*What the exercise asks:* Identify and copy all lines of the material where the string "года" is found.

:::

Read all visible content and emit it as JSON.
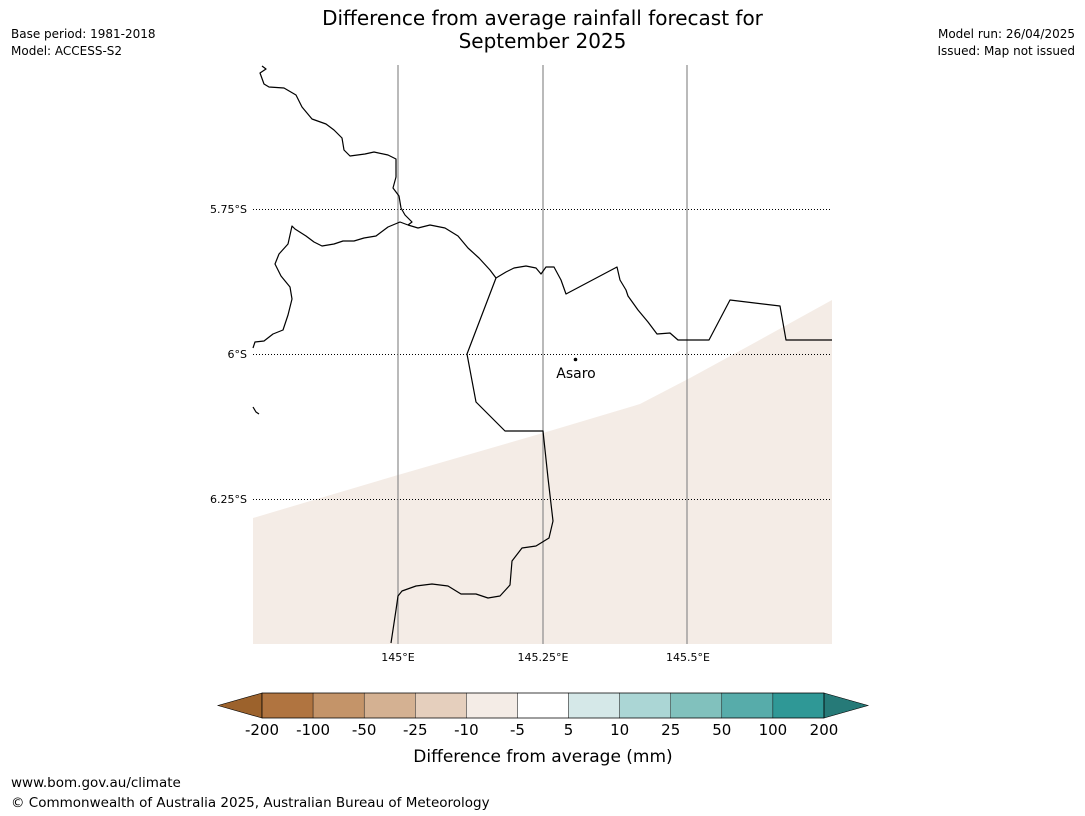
{
  "title": {
    "line1": "Difference from average rainfall forecast for",
    "line2": "September 2025"
  },
  "meta_left": {
    "base_period": "Base period: 1981-2018",
    "model": "Model: ACCESS-S2"
  },
  "meta_right": {
    "model_run": "Model run: 26/04/2025",
    "issued": "Issued: Map not issued"
  },
  "map": {
    "lat_labels": [
      "5.75°S",
      "6°S",
      "6.25°S"
    ],
    "lon_labels": [
      "145°E",
      "145.25°E",
      "145.5°E"
    ],
    "place": "Asaro",
    "shaded_category": "-10 to -5 mm",
    "shade_color": "#f4ece6"
  },
  "legend": {
    "ticks": [
      "-200",
      "-100",
      "-50",
      "-25",
      "-10",
      "-5",
      "5",
      "10",
      "25",
      "50",
      "100",
      "200"
    ],
    "colors": [
      "#9c622c",
      "#b07440",
      "#c49469",
      "#d4b192",
      "#e5cfbd",
      "#f4ece6",
      "#ffffff",
      "#d5e8e8",
      "#abd6d5",
      "#81c1bd",
      "#57acaa",
      "#2f9896",
      "#267a78"
    ],
    "label": "Difference from average (mm)"
  },
  "footer": {
    "url": "www.bom.gov.au/climate",
    "copyright": "© Commonwealth of Australia 2025, Australian Bureau of Meteorology"
  }
}
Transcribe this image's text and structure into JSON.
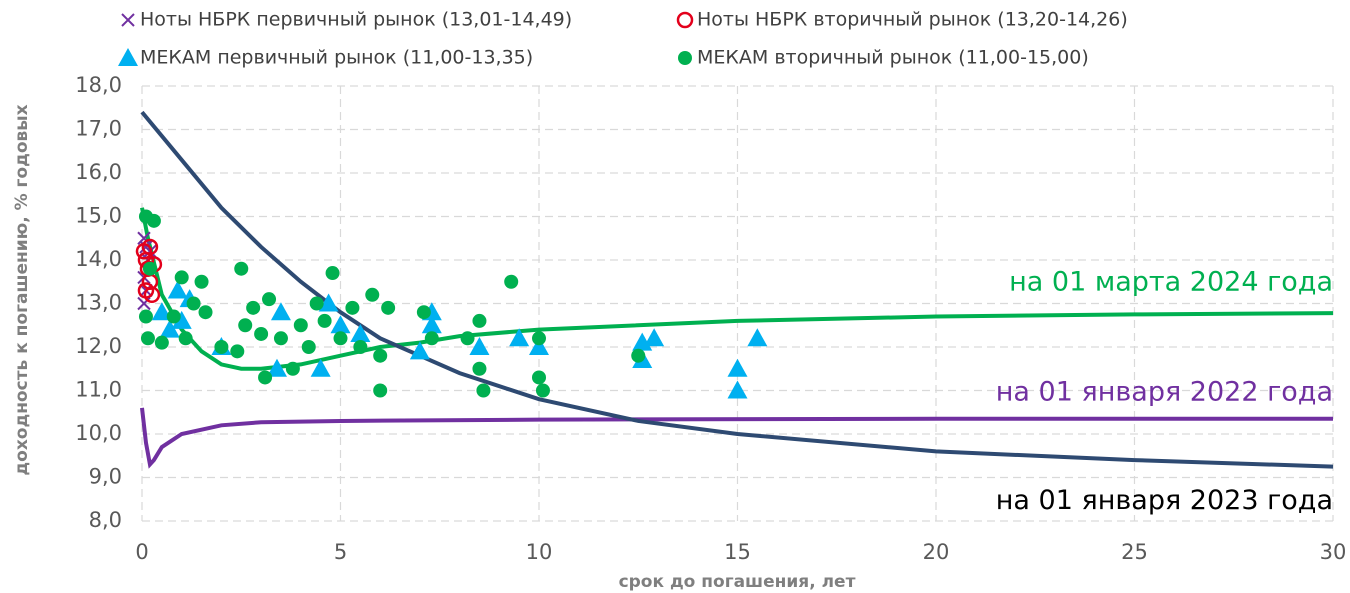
{
  "chart_data": {
    "type": "scatter",
    "x_label": "срок до погашения, лет",
    "y_label": "доходность к погашению, % годовых",
    "xlim": [
      0,
      30
    ],
    "xticks": [
      0,
      5,
      10,
      15,
      20,
      25,
      30
    ],
    "ylim": [
      8,
      18
    ],
    "yticks": [
      {
        "value": 8,
        "label": "8,0"
      },
      {
        "value": 9,
        "label": "9,0"
      },
      {
        "value": 10,
        "label": "10,0"
      },
      {
        "value": 11,
        "label": "11,0"
      },
      {
        "value": 12,
        "label": "12,0"
      },
      {
        "value": 13,
        "label": "13,0"
      },
      {
        "value": 14,
        "label": "14,0"
      },
      {
        "value": 15,
        "label": "15,0"
      },
      {
        "value": 16,
        "label": "16,0"
      },
      {
        "value": 17,
        "label": "17,0"
      },
      {
        "value": 18,
        "label": "18,0"
      }
    ],
    "grid": true,
    "series": [
      {
        "name": "Ноты НБРК первичный рынок (13,01-14,49)",
        "type": "scatter",
        "marker": "x",
        "color": "#7030a0",
        "x": [
          0.05,
          0.1,
          0.15,
          0.05,
          0.1,
          0.05,
          0.2
        ],
        "values": [
          14.5,
          14.3,
          14.0,
          13.6,
          13.3,
          13.0,
          14.2
        ]
      },
      {
        "name": "Ноты НБРК вторичный рынок (13,20-14,26)",
        "type": "scatter",
        "marker": "open-circle",
        "color": "#e3001b",
        "x": [
          0.05,
          0.1,
          0.15,
          0.2,
          0.1,
          0.25,
          0.2,
          0.3
        ],
        "values": [
          14.2,
          14.0,
          13.8,
          13.5,
          13.3,
          13.2,
          14.3,
          13.9
        ]
      },
      {
        "name": "МЕКАМ первичный рынок (11,00-13,35)",
        "type": "scatter",
        "marker": "triangle",
        "color": "#00b0f0",
        "x": [
          0.5,
          0.7,
          0.9,
          1.0,
          1.2,
          2.0,
          3.4,
          3.5,
          4.5,
          4.7,
          5.0,
          5.5,
          7.0,
          7.3,
          7.3,
          8.5,
          9.5,
          10.0,
          12.6,
          12.6,
          12.9,
          15.0,
          15.0,
          15.5
        ],
        "values": [
          12.8,
          12.4,
          13.3,
          12.6,
          13.1,
          12.0,
          11.5,
          12.8,
          11.5,
          13.0,
          12.5,
          12.3,
          11.9,
          12.8,
          12.5,
          12.0,
          12.2,
          12.0,
          12.1,
          11.7,
          12.2,
          11.5,
          11.0,
          12.2
        ]
      },
      {
        "name": "МЕКАМ вторичный рынок (11,00-15,00)",
        "type": "scatter",
        "marker": "circle",
        "color": "#00b050",
        "x": [
          0.1,
          0.3,
          0.15,
          0.1,
          0.2,
          0.5,
          0.8,
          1.0,
          1.1,
          1.3,
          1.5,
          1.6,
          2.0,
          2.4,
          2.5,
          2.6,
          2.8,
          3.0,
          3.1,
          3.2,
          3.5,
          3.8,
          4.0,
          4.2,
          4.4,
          4.6,
          4.8,
          5.0,
          5.3,
          5.5,
          5.8,
          6.0,
          6.0,
          6.2,
          7.1,
          7.3,
          8.2,
          8.5,
          8.5,
          8.6,
          9.3,
          10.0,
          10.0,
          10.1,
          12.5
        ],
        "values": [
          15.0,
          14.9,
          12.2,
          12.7,
          13.8,
          12.1,
          12.7,
          13.6,
          12.2,
          13.0,
          13.5,
          12.8,
          12.0,
          11.9,
          13.8,
          12.5,
          12.9,
          12.3,
          11.3,
          13.1,
          12.2,
          11.5,
          12.5,
          12.0,
          13.0,
          12.6,
          13.7,
          12.2,
          12.9,
          12.0,
          13.2,
          11.0,
          11.8,
          12.9,
          12.8,
          12.2,
          12.2,
          12.6,
          11.5,
          11.0,
          13.5,
          12.2,
          11.3,
          11.0,
          11.8
        ]
      },
      {
        "name": "на 01 марта 2024 года",
        "type": "line",
        "color": "#00b050",
        "x": [
          0,
          0.15,
          0.5,
          1,
          1.5,
          2,
          2.5,
          3,
          4,
          5,
          6,
          7,
          8,
          10,
          15,
          20,
          25,
          30
        ],
        "values": [
          15.2,
          14.5,
          13.2,
          12.4,
          11.9,
          11.6,
          11.5,
          11.5,
          11.6,
          11.8,
          12.0,
          12.1,
          12.25,
          12.4,
          12.6,
          12.7,
          12.75,
          12.78
        ]
      },
      {
        "name": "на 01 января 2022 года",
        "type": "line",
        "color": "#7030a0",
        "x": [
          0,
          0.1,
          0.2,
          0.3,
          0.5,
          1,
          2,
          3,
          5,
          10,
          20,
          30
        ],
        "values": [
          10.6,
          9.8,
          9.3,
          9.4,
          9.7,
          10.0,
          10.2,
          10.27,
          10.3,
          10.33,
          10.35,
          10.35
        ]
      },
      {
        "name": "на 01 января 2023 года",
        "type": "line",
        "color": "#2e4a72",
        "x": [
          0,
          1,
          2,
          3,
          4,
          5,
          6,
          8,
          10,
          12.5,
          15,
          20,
          25,
          30
        ],
        "values": [
          17.4,
          16.3,
          15.2,
          14.3,
          13.5,
          12.8,
          12.2,
          11.4,
          10.8,
          10.3,
          10.0,
          9.6,
          9.4,
          9.25
        ]
      }
    ]
  }
}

:::

*Full output:*
        "name": "на 01 марта 2024 года",
        "name": "на 01 января 2022 года",
        "name": "на 01 января 2023 года",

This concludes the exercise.